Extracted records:
= = = = =

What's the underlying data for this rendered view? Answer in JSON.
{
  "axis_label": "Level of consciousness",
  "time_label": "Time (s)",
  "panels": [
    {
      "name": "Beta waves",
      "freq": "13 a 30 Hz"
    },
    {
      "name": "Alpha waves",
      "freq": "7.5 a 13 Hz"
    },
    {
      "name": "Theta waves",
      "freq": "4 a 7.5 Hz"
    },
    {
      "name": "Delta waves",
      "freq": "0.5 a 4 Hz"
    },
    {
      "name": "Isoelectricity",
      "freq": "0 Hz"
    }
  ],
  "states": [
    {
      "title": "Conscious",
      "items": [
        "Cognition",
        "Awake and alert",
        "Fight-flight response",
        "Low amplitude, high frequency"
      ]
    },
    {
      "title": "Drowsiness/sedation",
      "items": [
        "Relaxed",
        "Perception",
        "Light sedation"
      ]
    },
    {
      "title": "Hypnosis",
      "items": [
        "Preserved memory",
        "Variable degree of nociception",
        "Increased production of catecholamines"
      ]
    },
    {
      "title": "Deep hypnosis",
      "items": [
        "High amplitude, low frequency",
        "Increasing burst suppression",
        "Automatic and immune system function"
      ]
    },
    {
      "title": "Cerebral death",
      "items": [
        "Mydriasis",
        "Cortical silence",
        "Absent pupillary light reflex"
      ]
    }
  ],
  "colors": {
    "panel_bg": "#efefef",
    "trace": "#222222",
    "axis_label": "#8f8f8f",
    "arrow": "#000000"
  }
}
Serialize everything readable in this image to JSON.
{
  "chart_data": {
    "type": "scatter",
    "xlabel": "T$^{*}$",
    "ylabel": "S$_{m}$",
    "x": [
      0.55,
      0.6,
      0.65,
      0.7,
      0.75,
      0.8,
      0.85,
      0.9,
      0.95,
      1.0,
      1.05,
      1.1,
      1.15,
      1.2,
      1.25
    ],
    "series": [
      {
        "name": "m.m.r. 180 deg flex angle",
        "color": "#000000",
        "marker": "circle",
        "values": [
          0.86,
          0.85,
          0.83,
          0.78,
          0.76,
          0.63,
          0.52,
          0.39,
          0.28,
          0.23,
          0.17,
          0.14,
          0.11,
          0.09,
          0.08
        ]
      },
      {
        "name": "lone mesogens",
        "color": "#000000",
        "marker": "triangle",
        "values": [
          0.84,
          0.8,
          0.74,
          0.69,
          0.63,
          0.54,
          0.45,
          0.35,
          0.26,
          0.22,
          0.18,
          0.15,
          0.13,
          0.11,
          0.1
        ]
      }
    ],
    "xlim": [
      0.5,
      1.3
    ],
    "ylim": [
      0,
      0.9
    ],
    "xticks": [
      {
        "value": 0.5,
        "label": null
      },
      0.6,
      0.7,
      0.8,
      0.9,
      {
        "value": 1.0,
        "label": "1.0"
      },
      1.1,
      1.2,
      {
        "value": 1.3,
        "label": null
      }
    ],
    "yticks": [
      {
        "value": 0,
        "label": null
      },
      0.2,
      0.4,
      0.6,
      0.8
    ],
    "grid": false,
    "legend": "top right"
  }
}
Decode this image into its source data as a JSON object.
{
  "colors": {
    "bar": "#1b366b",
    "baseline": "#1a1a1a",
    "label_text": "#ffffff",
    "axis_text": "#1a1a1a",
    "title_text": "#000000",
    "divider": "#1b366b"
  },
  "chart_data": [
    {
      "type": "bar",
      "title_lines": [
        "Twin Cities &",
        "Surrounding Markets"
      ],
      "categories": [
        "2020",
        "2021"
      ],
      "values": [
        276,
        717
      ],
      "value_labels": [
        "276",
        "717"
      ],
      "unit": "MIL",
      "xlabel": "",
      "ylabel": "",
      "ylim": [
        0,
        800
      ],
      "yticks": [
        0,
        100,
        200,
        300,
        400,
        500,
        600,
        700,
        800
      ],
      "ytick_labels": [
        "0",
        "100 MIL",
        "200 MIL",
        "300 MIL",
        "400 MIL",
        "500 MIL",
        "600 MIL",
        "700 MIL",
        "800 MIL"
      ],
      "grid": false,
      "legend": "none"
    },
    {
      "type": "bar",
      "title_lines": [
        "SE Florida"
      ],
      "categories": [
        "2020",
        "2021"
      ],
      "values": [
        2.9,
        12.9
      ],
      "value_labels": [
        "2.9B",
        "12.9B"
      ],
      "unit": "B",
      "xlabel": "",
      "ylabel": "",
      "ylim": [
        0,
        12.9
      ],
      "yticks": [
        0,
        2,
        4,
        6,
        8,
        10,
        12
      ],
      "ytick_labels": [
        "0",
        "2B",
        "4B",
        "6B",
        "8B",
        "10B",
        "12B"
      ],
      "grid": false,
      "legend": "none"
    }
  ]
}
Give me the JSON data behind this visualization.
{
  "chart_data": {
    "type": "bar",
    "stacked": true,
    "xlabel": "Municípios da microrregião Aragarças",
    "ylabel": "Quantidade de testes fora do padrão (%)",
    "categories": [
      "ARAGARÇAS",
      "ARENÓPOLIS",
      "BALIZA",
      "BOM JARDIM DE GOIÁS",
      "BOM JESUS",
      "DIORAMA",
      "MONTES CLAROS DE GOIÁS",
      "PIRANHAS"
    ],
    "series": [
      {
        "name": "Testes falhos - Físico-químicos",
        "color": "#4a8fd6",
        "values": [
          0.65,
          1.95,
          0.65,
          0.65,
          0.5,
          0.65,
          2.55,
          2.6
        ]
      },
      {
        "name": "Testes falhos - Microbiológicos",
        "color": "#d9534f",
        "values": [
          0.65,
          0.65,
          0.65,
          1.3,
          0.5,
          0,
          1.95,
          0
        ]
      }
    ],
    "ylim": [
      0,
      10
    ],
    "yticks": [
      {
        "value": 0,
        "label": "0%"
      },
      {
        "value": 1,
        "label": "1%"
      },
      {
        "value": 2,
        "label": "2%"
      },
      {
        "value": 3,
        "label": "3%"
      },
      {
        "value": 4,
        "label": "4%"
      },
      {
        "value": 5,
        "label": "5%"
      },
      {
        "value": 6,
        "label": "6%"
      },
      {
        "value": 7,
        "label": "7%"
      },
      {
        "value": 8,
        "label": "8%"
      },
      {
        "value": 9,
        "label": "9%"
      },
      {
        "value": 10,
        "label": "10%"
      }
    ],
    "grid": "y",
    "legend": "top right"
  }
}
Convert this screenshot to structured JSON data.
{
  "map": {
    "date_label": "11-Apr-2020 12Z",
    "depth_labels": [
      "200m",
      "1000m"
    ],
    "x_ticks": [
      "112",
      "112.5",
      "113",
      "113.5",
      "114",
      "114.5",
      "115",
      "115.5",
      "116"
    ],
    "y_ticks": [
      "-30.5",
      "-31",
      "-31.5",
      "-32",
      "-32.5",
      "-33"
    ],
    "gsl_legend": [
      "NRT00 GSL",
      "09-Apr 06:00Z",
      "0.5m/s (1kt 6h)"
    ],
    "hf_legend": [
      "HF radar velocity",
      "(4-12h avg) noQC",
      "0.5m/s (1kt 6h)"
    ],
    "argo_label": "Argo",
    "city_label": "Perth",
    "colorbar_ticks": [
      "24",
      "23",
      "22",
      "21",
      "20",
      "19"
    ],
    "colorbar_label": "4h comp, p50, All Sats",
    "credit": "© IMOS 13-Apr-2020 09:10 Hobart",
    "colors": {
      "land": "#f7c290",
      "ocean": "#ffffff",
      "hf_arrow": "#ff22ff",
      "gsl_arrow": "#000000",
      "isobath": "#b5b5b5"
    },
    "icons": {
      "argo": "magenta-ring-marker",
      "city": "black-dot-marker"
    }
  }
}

= = = = =

WRITTEN EXERCISE: Starting at the line that contains "Convert this screenshot", print every line through the end of the listing, word for word. Leave out all the rest.

RESULT OF THE EXERCISE:
Convert this screenshot to structured JSON data.
{
  "map": {
    "date_label": "11-Apr-2020 12Z",
    "depth_labels": [
      "200m",
      "1000m"
    ],
    "x_ticks": [
      "112",
      "112.5",
      "113",
      "113.5",
      "114",
      "114.5",
      "115",
      "115.5",
      "116"
    ],
    "y_ticks": [
      "-30.5",
      "-31",
      "-31.5",
      "-32",
      "-32.5",
      "-33"
    ],
    "gsl_legend": [
      "NRT00 GSL",
      "09-Apr 06:00Z",
      "0.5m/s (1kt 6h)"
    ],
    "hf_legend": [
      "HF radar velocity",
      "(4-12h avg) noQC",
      "0.5m/s (1kt 6h)"
    ],
    "argo_label": "Argo",
    "city_label": "Perth",
    "colorbar_ticks": [
      "24",
      "23",
      "22",
      "21",
      "20",
      "19"
    ],
    "colorbar_label": "4h comp, p50, All Sats",
    "credit": "© IMOS 13-Apr-2020 09:10 Hobart",
    "colors": {
      "land": "#f7c290",
      "ocean": "#ffffff",
      "hf_arrow": "#ff22ff",
      "gsl_arrow": "#000000",
      "isobath": "#b5b5b5"
    },
    "icons": {
      "argo": "magenta-ring-marker",
      "city": "black-dot-marker"
    }
  }
}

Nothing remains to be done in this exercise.